> [Given instruction]
Pull every line with the word "thefe" out of the entries below.

== Provided records

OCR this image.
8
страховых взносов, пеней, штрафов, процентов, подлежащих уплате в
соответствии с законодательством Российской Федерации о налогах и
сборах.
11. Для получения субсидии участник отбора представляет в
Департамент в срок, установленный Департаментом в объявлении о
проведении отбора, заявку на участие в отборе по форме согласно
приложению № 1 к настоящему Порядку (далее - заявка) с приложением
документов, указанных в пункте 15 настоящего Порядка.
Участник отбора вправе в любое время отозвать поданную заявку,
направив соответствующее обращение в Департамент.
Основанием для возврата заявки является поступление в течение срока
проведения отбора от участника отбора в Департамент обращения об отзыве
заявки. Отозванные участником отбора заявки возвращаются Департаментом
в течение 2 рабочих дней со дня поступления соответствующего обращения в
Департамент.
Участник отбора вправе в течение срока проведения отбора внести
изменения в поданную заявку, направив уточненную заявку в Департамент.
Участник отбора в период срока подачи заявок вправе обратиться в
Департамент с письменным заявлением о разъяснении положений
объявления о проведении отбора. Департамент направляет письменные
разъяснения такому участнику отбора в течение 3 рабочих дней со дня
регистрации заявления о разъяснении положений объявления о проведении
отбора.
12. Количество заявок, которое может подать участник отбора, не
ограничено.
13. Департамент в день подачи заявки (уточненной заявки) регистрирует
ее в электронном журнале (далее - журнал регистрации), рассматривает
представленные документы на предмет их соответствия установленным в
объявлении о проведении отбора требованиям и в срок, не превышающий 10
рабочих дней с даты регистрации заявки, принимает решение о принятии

====
== Provided records

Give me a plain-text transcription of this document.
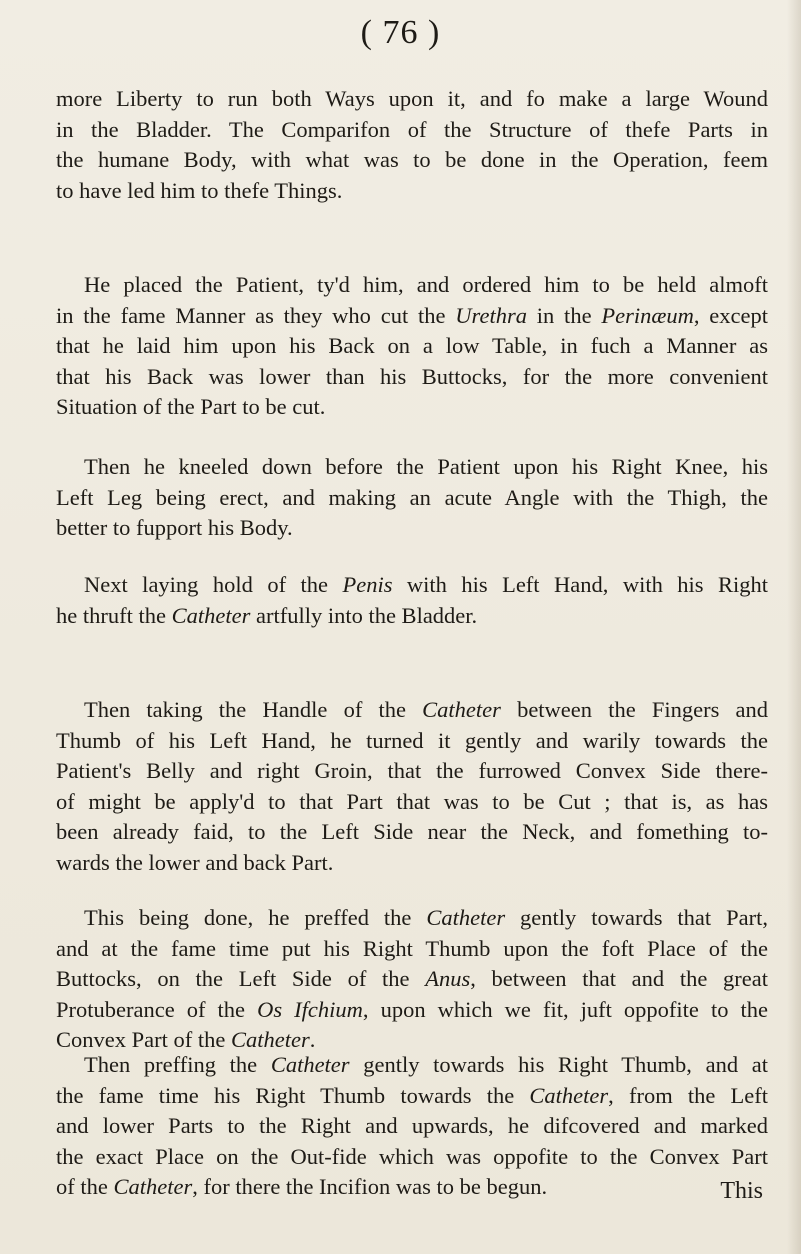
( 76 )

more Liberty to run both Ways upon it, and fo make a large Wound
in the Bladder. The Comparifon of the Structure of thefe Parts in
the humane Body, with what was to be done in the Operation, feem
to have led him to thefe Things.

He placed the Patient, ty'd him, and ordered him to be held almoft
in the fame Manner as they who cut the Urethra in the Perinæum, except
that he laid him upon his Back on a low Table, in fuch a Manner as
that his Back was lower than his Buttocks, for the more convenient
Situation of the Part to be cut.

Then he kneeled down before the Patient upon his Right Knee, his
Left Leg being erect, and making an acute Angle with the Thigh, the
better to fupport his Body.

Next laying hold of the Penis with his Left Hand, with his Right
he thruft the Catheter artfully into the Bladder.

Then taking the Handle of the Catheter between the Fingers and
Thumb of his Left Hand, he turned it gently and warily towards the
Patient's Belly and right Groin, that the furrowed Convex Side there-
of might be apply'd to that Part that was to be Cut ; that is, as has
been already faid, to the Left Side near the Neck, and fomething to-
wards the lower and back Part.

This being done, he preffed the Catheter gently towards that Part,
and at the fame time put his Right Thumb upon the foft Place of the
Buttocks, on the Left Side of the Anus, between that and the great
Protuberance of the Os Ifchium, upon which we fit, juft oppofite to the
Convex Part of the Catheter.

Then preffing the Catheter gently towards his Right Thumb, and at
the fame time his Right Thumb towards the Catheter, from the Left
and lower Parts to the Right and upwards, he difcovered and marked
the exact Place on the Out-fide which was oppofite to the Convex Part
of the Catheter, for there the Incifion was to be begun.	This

====

> [Answer to this exercise]
in the Bladder. The Comparifon of the Structure of thefe Parts in
to have led him to thefe Things.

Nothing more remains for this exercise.